:: RECORDS FOR THE TASK ::
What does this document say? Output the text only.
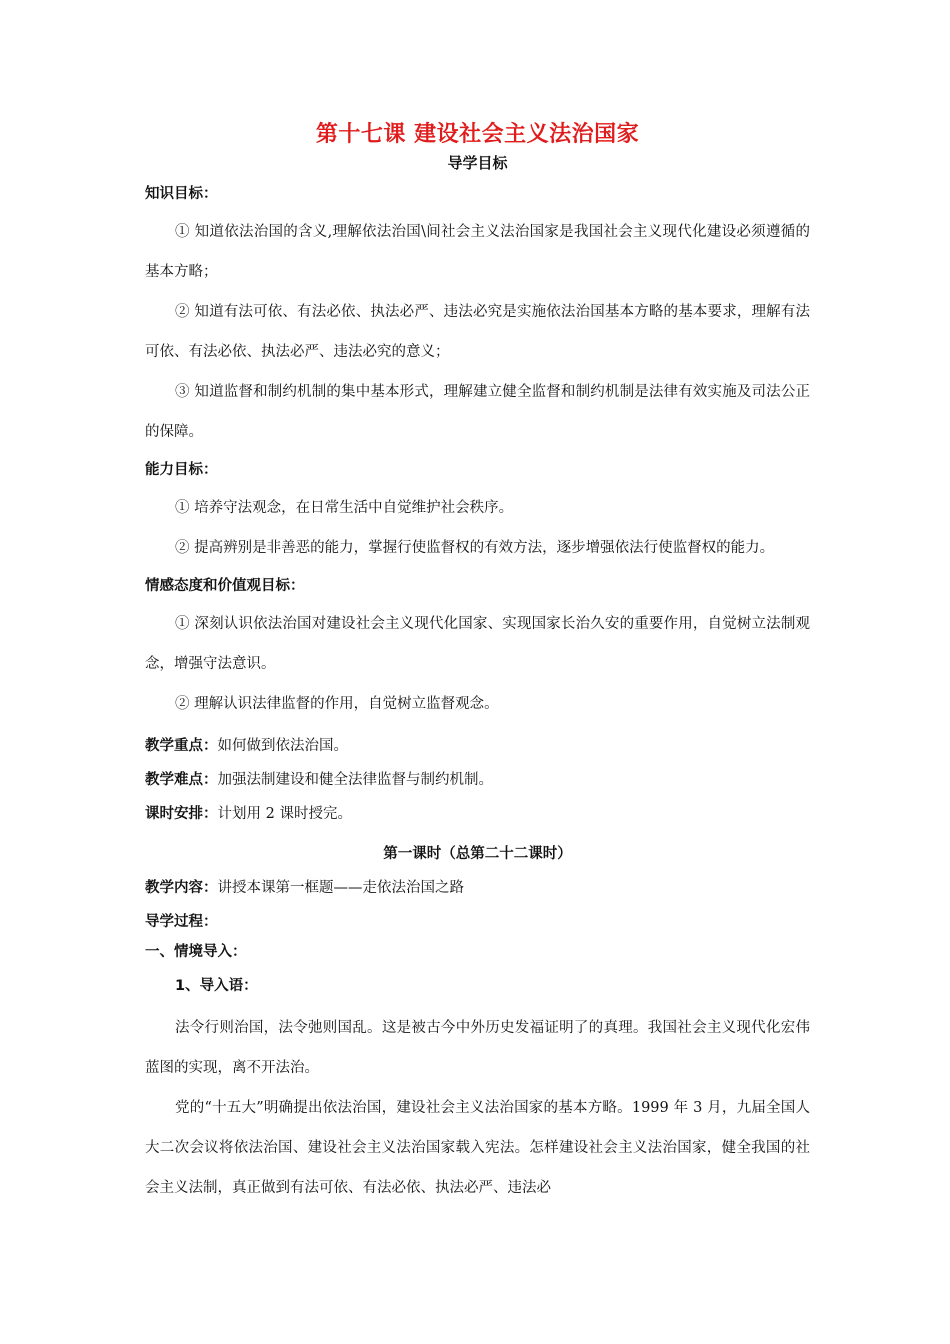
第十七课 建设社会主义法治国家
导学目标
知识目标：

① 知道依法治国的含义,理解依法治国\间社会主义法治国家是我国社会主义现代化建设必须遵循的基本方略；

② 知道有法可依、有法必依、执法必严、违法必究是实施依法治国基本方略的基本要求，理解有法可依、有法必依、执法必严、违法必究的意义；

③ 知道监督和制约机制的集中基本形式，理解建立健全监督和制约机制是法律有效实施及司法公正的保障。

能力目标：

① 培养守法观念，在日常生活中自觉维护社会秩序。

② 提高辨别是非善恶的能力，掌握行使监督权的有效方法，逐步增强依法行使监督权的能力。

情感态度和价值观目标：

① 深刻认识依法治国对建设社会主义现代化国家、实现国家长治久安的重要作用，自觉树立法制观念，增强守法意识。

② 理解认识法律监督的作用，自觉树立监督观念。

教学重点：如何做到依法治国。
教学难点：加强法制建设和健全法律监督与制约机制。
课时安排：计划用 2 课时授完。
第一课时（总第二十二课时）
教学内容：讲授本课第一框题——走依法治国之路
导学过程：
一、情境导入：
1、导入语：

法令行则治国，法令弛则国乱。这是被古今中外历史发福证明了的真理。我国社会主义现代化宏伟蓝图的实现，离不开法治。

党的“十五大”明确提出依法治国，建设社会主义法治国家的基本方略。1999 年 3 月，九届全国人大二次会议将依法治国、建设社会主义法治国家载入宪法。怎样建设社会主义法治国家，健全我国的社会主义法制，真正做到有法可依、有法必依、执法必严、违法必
:::
## STATED GOAL:
Copy each line from the data above that includes "执法必严".

## TASK OUTPUT:
② 知道有法可依、有法必依、执法必严、违法必究是实施依法治国基本方略的基本要求，理解有法可依、有法必依、执法必严、违法必究的意义；
党的“十五大”明确提出依法治国，建设社会主义法治国家的基本方略。1999 年 3 月，九届全国人大二次会议将依法治国、建设社会主义法治国家载入宪法。怎样建设社会主义法治国家，健全我国的社会主义法制，真正做到有法可依、有法必依、执法必严、违法必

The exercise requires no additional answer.